**Exercise description:**
Read the listing and extract each line that includes the word "start".

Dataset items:
━━━━━━━━━━━━━━━━━━━━
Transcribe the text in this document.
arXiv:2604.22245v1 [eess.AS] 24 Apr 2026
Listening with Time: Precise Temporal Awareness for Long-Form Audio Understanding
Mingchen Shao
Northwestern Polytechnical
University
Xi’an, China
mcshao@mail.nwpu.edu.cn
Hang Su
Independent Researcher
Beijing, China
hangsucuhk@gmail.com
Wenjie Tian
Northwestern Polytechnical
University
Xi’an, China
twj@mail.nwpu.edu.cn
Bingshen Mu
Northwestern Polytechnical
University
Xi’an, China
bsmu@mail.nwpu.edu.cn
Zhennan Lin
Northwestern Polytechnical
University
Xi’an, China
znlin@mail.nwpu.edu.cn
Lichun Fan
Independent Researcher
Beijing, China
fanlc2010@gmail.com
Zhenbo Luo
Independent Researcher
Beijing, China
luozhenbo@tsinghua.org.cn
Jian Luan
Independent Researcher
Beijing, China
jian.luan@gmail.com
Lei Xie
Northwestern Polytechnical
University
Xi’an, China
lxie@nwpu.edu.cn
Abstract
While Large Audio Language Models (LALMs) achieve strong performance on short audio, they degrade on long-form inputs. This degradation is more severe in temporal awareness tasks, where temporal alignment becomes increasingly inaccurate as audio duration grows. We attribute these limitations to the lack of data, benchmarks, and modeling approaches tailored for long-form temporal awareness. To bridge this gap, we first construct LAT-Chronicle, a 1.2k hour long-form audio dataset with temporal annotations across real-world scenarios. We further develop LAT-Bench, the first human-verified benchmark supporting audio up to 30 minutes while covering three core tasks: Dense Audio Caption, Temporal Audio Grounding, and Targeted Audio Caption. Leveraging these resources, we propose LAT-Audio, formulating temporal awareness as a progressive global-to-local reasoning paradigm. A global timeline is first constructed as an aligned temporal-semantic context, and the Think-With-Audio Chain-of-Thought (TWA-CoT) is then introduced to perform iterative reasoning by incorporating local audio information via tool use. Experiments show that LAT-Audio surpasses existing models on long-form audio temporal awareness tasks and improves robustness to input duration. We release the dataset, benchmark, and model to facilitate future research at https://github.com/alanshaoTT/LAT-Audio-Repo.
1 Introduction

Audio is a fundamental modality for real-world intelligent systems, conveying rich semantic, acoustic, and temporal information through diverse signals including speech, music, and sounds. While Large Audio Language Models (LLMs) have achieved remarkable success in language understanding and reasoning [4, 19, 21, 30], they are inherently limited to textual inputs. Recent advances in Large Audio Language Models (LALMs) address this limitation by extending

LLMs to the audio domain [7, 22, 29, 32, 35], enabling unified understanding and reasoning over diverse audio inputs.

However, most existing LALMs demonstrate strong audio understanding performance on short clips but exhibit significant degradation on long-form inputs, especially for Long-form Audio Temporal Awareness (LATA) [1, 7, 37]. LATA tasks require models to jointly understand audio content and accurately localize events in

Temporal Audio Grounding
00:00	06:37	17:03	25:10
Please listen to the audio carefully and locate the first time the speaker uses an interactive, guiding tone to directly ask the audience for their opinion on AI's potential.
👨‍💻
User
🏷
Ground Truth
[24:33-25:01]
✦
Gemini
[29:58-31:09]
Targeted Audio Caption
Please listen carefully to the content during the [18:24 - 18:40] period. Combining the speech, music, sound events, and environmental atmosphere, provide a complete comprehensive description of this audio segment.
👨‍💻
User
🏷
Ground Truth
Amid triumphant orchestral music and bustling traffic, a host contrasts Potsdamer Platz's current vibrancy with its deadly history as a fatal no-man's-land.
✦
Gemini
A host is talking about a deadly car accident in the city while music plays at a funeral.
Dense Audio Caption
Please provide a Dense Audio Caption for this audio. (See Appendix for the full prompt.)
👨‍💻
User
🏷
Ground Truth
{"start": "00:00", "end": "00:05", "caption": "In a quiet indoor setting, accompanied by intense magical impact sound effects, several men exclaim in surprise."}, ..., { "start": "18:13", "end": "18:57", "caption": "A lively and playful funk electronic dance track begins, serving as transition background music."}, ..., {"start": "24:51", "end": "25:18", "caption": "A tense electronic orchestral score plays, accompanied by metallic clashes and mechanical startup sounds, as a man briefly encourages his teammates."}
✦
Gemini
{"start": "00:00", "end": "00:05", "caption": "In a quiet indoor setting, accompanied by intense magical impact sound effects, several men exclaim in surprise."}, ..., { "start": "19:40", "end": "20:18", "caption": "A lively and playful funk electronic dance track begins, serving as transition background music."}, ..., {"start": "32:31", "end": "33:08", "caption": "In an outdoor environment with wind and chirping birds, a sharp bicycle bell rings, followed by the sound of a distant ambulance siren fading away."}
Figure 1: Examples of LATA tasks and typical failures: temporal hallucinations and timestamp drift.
━━━━━━━━━━━━━━━━━━━━
**Final answer:**
{"start": "00:00", "end": "00:05", "caption": "In a quiet indoor setting, accompanied by intense magical impact sound effects, several men exclaim in surprise."}, ..., { "start": "18:13", "end": "18:57", "caption": "A lively and playful funk electronic dance track begins, serving as transition background music."}, ..., {"start": "24:51", "end": "25:18", "caption": "A tense electronic orchestral score plays, accompanied by metallic clashes and mechanical startup sounds, as a man briefly encourages his teammates."}
{"start": "00:00", "end": "00:05", "caption": "In a quiet indoor setting, accompanied by intense magical impact sound effects, several men exclaim in surprise."}, ..., { "start": "19:40", "end": "20:18", "caption": "A lively and playful funk electronic dance track begins, serving as transition background music."}, ..., {"start": "32:31", "end": "33:08", "caption": "In an outdoor environment with wind and chirping birds, a sharp bicycle bell rings, followed by the sound of a distant ambulance siren fading away."}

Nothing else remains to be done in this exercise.